**WORK TASK 1**
Please copy the part of the comment thread starting with "Also, despite being" and going on through "next month off.".
**WORK TASK 2**
In the comment thread, what did the writer of the second comment do on the afternoon the university shut down?
TEXT SECTION below:
If nothing else, I guess I have time.
no subject
Date: 2020-04-02 01:35 pm (UTC)With my shitty health, I've been in a constant state of "I want to do more" in varying degrees. Now it's in full blast and I hate sitting at home and doing nothing... though I also know it's in my interest to keep doing that so I don't die. It's difficult to wrap my head around it, but little things help. I saw you posting the other day that you're donating and so froth. That's tremendous. We don't all need to be doctors and emergency responders to be helpful - sometimes giving someone a reason to smile is enough.
no subject
Date: 2020-04-05 03:16 pm (UTC)Please don't die.
There are a lot of people around me who are particularly vulnerable to this, and I wanted to use the resources I have to do what I can, even if my only real resource is my stupidly strong immune system, which I have only by the random good grace of genetics.
Also, despite being a lazy asshole, I'm relatively physically fit. On the afternoon of the day my university shut down, I actually went to all of my local urban grocery stores to try to get temp work. I don't need the money - not the shitty minimum wage I'd be paid at the end of four weeks, anyway - but I thought this might help address what was quickly becoming a critical labor shortage. It might also enable the full-time people take reduced hours without consequence, or it might help people who are vulnerable take the next month off.
End of TEXT SECTION.
RECORDS PROVIDED below:
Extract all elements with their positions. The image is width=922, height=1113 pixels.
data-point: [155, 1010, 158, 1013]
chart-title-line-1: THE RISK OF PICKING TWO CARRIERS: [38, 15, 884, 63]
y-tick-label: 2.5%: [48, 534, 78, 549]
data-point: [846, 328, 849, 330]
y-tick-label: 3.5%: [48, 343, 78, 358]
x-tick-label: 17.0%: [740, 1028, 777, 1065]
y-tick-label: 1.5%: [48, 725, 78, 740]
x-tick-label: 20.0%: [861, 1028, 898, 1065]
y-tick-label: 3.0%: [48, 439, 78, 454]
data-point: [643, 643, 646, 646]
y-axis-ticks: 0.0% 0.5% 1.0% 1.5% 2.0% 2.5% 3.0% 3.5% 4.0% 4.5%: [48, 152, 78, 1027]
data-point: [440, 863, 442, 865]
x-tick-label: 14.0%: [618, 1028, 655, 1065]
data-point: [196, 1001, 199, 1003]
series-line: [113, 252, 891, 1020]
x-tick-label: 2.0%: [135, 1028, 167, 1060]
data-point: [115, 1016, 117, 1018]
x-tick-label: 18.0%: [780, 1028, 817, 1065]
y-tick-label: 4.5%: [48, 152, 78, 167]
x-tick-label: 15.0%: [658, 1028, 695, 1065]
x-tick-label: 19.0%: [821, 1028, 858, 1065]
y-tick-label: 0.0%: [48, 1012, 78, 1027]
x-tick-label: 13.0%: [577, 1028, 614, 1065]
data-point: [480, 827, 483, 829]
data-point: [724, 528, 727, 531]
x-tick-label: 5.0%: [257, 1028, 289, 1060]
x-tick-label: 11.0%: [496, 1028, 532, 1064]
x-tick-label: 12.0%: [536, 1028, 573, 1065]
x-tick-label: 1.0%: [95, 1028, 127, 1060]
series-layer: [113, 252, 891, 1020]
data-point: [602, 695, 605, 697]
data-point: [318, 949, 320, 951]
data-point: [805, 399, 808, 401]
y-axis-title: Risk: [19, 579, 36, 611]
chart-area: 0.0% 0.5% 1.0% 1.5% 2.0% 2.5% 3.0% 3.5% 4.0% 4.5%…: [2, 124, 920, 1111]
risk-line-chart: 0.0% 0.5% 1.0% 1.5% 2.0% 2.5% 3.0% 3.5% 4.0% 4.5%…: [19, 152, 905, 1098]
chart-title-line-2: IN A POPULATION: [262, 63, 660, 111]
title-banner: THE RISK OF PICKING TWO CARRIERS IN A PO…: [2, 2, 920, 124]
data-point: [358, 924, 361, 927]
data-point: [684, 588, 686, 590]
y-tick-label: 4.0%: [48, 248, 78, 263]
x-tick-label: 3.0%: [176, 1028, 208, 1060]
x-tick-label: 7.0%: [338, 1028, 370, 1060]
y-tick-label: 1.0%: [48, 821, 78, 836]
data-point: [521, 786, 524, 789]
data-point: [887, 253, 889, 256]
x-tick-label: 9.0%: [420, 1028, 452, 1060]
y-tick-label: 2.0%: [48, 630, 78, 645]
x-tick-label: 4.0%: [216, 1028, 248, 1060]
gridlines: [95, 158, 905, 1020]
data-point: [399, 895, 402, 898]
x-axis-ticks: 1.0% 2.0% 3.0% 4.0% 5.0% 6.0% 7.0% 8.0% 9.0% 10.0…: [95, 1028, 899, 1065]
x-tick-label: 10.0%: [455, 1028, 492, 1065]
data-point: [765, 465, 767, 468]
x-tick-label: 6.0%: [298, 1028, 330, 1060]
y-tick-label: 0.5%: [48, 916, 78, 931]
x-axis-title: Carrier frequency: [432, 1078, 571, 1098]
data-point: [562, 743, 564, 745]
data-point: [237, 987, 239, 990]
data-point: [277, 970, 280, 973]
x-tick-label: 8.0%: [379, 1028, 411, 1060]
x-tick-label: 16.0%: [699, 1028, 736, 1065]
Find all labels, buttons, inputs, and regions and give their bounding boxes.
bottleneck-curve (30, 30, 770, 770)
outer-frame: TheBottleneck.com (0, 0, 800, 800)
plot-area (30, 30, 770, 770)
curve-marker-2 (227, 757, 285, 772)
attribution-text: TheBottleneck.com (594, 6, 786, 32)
End of RECORDS PROVIDED.
**ANSWER 1**
Also, despite being a lazy asshole, I'm relatively physically fit. On the afternoon of the day my university shut down, I actually went to all of my local urban grocery stores to try to get temp work. I don't need the money - not the shitty minimum wage I'd be paid at the end of four weeks, anyway - but I thought this might help address what was quickly becoming a critical labor shortage. It might also enable the full-time people take reduced hours without consequence, or it might help people who are vulnerable take the next month off.

**ANSWER 2**
They went to all of their local urban grocery stores to try to get temp work.